Exercise instructions: Reproduce the entries in full, with no changes.

Provided records:
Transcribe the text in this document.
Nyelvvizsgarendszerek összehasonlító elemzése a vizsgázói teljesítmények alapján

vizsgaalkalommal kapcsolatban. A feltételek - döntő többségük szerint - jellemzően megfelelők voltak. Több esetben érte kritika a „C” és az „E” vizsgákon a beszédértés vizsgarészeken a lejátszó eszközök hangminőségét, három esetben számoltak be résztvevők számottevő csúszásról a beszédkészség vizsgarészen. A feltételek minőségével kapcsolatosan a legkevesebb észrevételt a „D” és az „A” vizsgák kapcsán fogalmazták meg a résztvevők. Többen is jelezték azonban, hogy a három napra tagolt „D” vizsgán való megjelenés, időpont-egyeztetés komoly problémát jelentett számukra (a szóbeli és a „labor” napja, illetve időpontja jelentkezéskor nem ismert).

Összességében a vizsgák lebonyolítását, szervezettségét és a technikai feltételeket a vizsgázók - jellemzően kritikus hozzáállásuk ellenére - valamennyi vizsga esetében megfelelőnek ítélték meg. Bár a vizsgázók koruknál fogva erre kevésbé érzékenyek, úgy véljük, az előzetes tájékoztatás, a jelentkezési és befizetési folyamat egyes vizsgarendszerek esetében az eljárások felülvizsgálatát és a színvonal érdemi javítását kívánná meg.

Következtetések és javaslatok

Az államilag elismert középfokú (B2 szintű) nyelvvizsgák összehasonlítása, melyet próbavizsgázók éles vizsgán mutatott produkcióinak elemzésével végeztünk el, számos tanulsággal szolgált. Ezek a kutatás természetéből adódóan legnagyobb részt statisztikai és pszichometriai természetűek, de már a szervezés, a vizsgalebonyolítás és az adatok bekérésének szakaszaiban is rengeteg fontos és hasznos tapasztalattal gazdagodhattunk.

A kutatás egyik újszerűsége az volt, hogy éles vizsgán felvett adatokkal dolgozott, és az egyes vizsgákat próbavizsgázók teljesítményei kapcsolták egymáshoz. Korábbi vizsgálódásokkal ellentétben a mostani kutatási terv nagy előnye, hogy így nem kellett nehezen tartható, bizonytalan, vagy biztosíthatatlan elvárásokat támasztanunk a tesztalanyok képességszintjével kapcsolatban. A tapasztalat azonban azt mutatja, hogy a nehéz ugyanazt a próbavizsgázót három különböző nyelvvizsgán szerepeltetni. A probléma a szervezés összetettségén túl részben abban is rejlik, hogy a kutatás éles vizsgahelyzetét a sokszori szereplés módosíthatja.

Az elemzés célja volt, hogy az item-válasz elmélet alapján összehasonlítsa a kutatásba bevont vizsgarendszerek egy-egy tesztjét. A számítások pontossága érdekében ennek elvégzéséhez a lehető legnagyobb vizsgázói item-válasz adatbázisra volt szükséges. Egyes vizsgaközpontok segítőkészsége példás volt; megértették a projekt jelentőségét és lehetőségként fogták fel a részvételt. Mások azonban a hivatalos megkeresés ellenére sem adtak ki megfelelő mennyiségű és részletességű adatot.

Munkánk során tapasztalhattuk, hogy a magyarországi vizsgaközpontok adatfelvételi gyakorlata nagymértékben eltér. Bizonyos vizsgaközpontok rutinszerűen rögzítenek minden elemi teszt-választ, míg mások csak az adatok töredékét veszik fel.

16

Exercise answer:
Transcribe the text in this document.
Nyelvvizsgarendszerek összehasonlító elemzése a vizsgázói teljesítmények alapján

vizsgaalkalommal kapcsolatban. A feltételek - döntő többségük szerint - jellemzően megfelelők voltak. Több esetben érte kritika a „C” és az „E” vizsgákon a beszédértés vizsgarészeken a lejátszó eszközök hangminőségét, három esetben számoltak be résztvevők számottevő csúszásról a beszédkészség vizsgarészen. A feltételek minőségével kapcsolatosan a legkevesebb észrevételt a „D” és az „A” vizsgák kapcsán fogalmazták meg a résztvevők. Többen is jelezték azonban, hogy a három napra tagolt „D” vizsgán való megjelenés, időpont-egyeztetés komoly problémát jelentett számukra (a szóbeli és a „labor” napja, illetve időpontja jelentkezéskor nem ismert).

Összességében a vizsgák lebonyolítását, szervezettségét és a technikai feltételeket a vizsgázók - jellemzően kritikus hozzáállásuk ellenére - valamennyi vizsga esetében megfelelőnek ítélték meg. Bár a vizsgázók koruknál fogva erre kevésbé érzékenyek, úgy véljük, az előzetes tájékoztatás, a jelentkezési és befizetési folyamat egyes vizsgarendszerek esetében az eljárások felülvizsgálatát és a színvonal érdemi javítását kívánná meg.

Következtetések és javaslatok

Az államilag elismert középfokú (B2 szintű) nyelvvizsgák összehasonlítása, melyet próbavizsgázók éles vizsgán mutatott produkcióinak elemzésével végeztünk el, számos tanulsággal szolgált. Ezek a kutatás természetéből adódóan legnagyobb részt statisztikai és pszichometriai természetűek, de már a szervezés, a vizsgalebonyolítás és az adatok bekérésének szakaszaiban is rengeteg fontos és hasznos tapasztalattal gazdagodhattunk.

A kutatás egyik újszerűsége az volt, hogy éles vizsgán felvett adatokkal dolgozott, és az egyes vizsgákat próbavizsgázók teljesítményei kapcsolták egymáshoz. Korábbi vizsgálódásokkal ellentétben a mostani kutatási terv nagy előnye, hogy így nem kellett nehezen tartható, bizonytalan, vagy biztosíthatatlan elvárásokat támasztanunk a tesztalanyok képességszintjével kapcsolatban. A tapasztalat azonban azt mutatja, hogy a nehéz ugyanazt a próbavizsgázót három különböző nyelvvizsgán szerepeltetni. A probléma a szervezés összetettségén túl részben abban is rejlik, hogy a kutatás éles vizsgahelyzetét a sokszori szereplés módosíthatja.

Az elemzés célja volt, hogy az item-válasz elmélet alapján összehasonlítsa a kutatásba bevont vizsgarendszerek egy-egy tesztjét. A számítások pontossága érdekében ennek elvégzéséhez a lehető legnagyobb vizsgázói item-válasz adatbázisra volt szükséges. Egyes vizsgaközpontok segítőkészsége példás volt; megértették a projekt jelentőségét és lehetőségként fogták fel a részvételt. Mások azonban a hivatalos megkeresés ellenére sem adtak ki megfelelő mennyiségű és részletességű adatot.

Munkánk során tapasztalhattuk, hogy a magyarországi vizsgaközpontok adatfelvételi gyakorlata nagymértékben eltér. Bizonyos vizsgaközpontok rutinszerűen rögzítenek minden elemi teszt-választ, míg mások csak az adatok töredékét veszik fel.

16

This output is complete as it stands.